■ **Objective**:
All lines featuring the string "iPod" are to be listed.

■ **Supplied records**:
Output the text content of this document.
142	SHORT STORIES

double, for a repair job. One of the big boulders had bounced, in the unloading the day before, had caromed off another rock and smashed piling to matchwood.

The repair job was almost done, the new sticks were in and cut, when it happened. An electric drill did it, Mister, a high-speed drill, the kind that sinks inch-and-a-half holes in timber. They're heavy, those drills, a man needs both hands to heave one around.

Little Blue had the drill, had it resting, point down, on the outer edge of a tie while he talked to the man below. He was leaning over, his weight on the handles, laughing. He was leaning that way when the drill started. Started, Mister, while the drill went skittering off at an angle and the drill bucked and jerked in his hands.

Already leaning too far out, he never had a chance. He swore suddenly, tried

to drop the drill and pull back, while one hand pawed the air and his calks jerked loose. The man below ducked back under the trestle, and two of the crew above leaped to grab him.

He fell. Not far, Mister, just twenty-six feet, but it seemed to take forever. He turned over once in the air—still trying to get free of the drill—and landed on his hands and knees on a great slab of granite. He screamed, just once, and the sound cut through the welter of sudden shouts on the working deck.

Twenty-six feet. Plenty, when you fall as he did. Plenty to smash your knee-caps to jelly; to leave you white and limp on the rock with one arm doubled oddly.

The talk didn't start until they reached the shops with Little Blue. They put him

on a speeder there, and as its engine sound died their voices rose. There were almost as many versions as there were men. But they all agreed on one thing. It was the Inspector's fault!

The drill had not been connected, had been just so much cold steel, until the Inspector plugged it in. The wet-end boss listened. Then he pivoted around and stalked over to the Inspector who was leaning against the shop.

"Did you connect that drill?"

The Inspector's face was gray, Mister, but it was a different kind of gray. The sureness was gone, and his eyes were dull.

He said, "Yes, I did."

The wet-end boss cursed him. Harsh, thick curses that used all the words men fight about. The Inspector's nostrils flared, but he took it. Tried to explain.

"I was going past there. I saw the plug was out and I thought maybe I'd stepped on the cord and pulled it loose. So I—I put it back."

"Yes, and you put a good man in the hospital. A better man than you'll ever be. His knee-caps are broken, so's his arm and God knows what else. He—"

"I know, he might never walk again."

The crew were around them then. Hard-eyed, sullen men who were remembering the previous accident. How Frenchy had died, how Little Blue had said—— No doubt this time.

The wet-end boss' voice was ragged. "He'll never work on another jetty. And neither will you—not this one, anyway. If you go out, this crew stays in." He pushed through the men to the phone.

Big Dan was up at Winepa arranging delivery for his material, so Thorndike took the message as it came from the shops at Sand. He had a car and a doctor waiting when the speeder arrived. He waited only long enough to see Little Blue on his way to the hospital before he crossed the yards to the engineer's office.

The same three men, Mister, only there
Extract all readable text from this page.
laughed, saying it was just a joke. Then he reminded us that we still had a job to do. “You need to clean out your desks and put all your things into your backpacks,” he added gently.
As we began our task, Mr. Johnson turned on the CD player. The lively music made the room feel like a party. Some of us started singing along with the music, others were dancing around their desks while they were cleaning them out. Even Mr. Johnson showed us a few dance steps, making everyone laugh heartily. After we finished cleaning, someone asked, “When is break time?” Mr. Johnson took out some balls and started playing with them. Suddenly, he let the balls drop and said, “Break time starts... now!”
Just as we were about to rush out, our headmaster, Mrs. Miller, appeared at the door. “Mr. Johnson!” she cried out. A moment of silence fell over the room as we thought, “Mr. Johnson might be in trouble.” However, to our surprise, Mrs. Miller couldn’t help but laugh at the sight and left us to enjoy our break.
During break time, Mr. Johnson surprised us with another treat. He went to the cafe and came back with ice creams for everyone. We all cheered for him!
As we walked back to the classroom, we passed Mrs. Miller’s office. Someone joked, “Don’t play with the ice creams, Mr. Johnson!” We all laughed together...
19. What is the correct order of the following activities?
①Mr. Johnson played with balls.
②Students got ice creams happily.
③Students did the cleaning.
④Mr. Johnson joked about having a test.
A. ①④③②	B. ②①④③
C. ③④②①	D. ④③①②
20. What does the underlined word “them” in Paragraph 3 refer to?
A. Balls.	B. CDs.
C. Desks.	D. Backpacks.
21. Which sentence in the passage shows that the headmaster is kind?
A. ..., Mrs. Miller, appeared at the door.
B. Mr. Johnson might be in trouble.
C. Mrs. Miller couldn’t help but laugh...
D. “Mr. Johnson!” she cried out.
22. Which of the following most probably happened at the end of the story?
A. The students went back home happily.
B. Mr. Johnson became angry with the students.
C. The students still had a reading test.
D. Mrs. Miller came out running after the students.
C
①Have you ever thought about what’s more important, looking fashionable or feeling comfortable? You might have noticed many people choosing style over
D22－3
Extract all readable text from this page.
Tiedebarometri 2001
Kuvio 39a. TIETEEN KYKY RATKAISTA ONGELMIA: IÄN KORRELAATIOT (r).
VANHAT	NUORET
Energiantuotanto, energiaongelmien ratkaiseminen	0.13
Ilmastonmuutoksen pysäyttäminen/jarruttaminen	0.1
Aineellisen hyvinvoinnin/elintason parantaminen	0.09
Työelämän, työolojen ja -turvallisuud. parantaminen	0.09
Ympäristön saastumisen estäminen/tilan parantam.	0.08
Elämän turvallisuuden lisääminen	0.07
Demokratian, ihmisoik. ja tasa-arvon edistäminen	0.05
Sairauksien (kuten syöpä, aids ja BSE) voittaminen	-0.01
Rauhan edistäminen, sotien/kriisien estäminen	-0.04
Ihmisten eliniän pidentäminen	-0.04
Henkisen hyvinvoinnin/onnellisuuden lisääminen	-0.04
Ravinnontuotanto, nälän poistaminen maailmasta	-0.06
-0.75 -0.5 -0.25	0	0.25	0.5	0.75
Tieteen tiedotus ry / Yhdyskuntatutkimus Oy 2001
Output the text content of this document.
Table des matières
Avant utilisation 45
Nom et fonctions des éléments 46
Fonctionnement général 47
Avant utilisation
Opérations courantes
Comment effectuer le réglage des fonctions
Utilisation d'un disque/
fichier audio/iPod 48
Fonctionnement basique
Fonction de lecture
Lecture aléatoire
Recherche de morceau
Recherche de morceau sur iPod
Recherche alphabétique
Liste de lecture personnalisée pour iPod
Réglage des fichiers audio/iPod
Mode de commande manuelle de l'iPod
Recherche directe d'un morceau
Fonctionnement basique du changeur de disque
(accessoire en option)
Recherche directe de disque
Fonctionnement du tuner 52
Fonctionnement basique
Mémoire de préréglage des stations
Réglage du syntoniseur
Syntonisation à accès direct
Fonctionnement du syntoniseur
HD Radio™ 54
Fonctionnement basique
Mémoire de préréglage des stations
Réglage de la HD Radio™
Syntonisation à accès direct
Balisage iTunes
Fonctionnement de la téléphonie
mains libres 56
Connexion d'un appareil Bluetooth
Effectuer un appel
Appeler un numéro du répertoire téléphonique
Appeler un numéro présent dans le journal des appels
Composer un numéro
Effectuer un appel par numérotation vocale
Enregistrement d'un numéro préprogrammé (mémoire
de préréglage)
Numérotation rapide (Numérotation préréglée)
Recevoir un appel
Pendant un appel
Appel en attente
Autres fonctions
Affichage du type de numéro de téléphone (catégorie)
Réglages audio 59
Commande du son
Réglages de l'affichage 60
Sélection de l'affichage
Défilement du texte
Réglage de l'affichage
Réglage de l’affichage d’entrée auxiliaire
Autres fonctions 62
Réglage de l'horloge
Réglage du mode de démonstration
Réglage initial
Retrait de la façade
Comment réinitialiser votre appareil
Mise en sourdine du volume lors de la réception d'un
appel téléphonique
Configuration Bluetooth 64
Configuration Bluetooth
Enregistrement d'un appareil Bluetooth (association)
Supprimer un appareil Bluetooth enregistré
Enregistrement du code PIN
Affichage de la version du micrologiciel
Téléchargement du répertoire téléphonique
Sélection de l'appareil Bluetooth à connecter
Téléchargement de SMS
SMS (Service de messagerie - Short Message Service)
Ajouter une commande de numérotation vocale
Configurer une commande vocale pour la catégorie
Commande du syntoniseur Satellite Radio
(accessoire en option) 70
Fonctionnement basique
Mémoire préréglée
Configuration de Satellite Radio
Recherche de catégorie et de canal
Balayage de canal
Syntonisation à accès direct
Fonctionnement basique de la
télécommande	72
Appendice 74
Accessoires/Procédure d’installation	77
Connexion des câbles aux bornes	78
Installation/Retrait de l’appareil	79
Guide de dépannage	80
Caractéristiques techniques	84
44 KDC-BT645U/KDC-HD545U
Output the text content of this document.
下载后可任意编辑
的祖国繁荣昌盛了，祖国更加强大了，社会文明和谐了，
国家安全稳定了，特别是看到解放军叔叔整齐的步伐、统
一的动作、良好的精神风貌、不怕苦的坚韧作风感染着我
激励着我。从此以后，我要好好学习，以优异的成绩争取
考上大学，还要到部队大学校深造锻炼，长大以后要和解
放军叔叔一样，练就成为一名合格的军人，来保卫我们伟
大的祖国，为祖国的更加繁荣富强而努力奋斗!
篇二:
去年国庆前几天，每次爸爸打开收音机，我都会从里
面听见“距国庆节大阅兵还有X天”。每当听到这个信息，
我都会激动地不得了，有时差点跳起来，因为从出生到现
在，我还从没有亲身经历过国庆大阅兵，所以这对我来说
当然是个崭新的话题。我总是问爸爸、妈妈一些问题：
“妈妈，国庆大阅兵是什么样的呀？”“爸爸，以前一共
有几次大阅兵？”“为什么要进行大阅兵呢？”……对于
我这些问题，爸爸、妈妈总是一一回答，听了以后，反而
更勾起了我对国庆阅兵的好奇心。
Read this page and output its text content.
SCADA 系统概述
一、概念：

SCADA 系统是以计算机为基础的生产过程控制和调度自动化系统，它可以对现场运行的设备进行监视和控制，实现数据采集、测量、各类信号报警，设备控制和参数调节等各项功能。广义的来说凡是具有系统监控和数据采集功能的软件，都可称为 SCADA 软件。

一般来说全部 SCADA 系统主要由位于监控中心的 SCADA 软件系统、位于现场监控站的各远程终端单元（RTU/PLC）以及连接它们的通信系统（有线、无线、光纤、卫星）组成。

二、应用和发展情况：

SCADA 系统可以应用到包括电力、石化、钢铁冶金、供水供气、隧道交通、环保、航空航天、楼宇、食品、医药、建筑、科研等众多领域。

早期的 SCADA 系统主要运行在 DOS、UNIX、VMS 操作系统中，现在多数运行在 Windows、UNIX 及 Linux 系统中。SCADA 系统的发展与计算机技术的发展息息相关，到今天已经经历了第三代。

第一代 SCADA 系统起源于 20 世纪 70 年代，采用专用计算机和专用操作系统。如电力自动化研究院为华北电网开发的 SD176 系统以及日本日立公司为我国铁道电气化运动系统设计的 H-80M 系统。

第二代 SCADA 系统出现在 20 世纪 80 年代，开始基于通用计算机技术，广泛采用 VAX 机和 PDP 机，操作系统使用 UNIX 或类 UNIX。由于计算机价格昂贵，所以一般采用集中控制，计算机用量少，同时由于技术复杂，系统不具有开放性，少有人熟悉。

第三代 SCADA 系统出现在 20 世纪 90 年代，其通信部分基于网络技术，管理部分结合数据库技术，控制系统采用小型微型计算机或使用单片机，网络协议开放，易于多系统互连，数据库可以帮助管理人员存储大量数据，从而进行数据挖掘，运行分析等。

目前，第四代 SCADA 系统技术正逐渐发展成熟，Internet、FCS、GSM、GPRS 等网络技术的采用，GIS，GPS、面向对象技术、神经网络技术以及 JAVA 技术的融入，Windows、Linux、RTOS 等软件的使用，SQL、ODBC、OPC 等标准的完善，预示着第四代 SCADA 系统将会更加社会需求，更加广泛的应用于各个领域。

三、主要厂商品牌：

■ **Right answer**:
fichier audio/iPod 48
Recherche de morceau sur iPod
Liste de lecture personnalisée pour iPod
Réglage des fichiers audio/iPod
Mode de commande manuelle de l'iPod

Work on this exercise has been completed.